#### GIVEN REQUEST:
Copy every line that contains the string "What" from the entries below.
-- BEGIN EXERCISE DATA --
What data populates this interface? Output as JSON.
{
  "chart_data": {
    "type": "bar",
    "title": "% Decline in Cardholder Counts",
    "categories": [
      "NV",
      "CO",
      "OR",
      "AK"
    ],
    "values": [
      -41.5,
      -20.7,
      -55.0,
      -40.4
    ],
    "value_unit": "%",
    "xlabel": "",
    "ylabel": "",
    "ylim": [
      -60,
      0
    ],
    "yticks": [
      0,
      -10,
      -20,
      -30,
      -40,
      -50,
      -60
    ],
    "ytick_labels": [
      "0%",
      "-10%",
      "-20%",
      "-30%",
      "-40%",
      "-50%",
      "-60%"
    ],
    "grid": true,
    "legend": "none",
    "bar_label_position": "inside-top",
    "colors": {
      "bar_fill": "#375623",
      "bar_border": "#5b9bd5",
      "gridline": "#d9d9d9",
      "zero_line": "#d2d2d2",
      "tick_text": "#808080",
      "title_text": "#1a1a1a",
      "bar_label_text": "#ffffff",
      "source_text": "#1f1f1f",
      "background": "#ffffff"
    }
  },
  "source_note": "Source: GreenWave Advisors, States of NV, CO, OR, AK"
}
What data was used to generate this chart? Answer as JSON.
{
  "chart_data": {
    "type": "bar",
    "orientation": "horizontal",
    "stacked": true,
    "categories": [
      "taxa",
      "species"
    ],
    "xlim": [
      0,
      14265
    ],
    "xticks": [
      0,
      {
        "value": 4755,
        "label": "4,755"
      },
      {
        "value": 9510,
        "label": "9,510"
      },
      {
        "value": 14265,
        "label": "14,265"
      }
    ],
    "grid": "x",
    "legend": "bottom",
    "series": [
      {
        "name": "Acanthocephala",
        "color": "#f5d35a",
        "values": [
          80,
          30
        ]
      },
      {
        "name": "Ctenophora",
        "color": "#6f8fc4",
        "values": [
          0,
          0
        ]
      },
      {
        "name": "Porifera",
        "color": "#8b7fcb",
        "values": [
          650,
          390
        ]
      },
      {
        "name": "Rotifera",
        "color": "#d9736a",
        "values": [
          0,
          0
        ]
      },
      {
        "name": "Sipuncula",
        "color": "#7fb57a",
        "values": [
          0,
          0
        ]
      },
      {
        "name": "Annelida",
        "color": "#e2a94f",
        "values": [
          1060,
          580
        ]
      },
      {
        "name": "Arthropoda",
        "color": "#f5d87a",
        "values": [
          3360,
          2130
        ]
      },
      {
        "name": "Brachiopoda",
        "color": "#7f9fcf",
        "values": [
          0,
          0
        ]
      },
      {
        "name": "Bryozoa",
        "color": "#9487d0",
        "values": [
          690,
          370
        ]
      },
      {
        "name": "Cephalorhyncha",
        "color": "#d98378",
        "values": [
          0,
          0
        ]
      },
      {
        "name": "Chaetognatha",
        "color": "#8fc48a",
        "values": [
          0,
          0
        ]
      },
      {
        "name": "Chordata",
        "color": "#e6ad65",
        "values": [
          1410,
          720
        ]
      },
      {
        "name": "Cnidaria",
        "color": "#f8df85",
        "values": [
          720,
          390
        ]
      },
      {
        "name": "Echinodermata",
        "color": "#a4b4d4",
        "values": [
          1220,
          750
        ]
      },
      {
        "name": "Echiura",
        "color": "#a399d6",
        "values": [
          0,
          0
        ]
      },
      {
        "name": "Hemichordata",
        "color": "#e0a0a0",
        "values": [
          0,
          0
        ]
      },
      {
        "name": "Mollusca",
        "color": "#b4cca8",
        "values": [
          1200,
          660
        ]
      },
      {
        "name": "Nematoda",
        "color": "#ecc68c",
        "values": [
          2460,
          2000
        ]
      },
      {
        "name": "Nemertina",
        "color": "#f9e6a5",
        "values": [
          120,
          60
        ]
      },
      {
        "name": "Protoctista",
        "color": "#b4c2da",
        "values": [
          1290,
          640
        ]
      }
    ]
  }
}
-- END EXERCISE DATA --
#### RESULT OF THIS EXERCISE:
What data populates this interface? Output as JSON.
What data was used to generate this chart? Answer as JSON.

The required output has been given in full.